◆ **Task details**
Copy out every line in which the string "page" occurs.
* * * *
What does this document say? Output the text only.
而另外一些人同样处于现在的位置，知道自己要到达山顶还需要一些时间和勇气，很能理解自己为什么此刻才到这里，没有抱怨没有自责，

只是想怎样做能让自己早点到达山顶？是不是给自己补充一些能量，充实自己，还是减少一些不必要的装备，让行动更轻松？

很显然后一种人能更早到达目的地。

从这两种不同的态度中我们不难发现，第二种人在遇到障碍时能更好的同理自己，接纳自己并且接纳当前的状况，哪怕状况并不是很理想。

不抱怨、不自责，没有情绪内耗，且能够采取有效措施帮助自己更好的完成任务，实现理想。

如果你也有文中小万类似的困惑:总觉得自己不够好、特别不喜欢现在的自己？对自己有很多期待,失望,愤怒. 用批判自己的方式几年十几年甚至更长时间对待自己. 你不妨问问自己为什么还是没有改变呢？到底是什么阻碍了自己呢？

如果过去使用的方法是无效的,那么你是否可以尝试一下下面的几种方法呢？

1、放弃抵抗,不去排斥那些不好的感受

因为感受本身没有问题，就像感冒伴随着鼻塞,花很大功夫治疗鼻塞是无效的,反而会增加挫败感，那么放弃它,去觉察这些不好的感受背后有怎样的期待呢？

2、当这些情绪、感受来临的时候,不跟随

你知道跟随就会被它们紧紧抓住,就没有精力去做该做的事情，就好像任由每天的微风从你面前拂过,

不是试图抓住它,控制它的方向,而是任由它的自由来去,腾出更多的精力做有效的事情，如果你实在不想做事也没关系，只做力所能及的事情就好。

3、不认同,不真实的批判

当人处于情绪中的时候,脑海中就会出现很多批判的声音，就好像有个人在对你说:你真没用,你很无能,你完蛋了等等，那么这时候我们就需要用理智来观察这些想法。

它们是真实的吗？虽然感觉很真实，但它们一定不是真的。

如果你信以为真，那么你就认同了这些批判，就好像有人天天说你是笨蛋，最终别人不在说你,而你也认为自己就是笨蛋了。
* * * *
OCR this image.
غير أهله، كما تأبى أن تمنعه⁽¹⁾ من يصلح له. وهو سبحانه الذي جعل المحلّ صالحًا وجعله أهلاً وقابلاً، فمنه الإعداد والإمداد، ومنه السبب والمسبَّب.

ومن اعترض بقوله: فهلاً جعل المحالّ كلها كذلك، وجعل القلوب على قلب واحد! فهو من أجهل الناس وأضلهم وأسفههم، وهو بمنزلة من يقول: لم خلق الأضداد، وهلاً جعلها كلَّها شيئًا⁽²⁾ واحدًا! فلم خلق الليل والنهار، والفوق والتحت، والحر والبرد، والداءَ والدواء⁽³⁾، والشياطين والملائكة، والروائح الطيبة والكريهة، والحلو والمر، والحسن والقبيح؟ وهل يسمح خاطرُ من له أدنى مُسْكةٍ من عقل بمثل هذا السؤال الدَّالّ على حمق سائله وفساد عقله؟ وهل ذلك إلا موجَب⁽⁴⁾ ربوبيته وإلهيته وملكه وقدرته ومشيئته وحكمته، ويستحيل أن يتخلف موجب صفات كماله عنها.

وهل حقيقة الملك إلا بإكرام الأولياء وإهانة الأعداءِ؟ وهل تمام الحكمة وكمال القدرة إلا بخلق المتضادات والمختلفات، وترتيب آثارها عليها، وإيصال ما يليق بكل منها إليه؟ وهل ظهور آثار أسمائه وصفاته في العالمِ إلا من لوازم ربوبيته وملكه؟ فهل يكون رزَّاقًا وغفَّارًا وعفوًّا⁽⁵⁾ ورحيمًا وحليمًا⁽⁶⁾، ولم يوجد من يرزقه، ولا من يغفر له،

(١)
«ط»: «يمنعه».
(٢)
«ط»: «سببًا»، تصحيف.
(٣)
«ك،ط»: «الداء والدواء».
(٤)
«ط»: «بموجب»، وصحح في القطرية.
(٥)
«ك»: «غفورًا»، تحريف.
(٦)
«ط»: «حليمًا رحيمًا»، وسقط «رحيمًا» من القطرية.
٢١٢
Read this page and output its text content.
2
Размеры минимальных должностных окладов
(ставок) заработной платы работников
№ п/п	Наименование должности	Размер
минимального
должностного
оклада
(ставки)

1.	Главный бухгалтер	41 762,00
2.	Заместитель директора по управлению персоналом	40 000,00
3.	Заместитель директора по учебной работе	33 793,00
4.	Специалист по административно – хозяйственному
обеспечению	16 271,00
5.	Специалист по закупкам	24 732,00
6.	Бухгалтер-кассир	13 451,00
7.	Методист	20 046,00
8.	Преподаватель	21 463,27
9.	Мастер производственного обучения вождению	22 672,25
* * * *
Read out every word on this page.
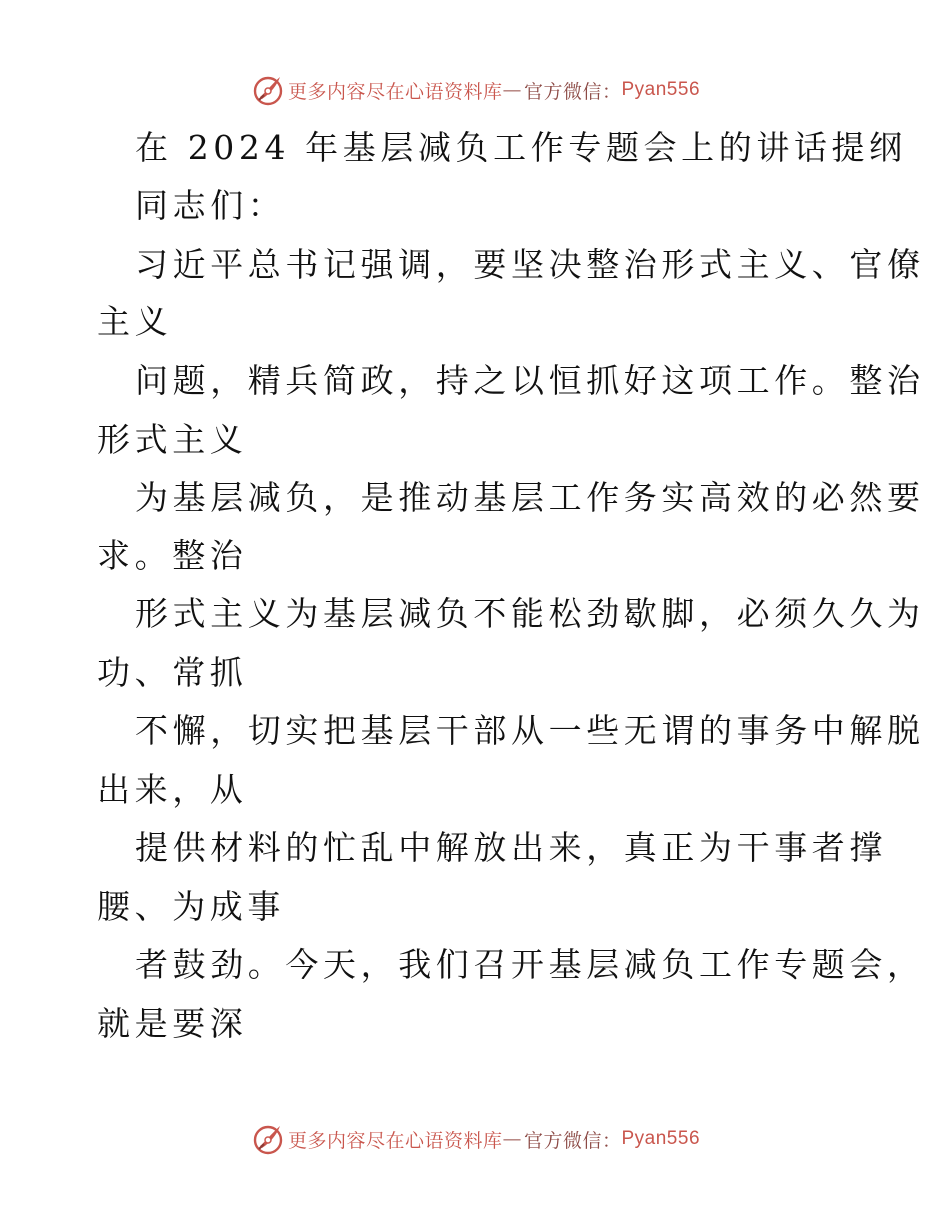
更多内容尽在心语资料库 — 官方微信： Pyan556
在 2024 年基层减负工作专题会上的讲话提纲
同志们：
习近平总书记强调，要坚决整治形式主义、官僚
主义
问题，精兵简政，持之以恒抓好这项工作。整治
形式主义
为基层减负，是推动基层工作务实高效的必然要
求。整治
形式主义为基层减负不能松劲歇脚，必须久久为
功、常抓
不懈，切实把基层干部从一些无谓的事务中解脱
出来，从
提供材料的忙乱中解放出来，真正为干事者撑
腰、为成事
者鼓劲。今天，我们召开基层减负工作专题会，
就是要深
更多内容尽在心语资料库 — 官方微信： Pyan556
* * * *
◆ **Output for this task**
Read this page and output its text content.
Read out every word on this page.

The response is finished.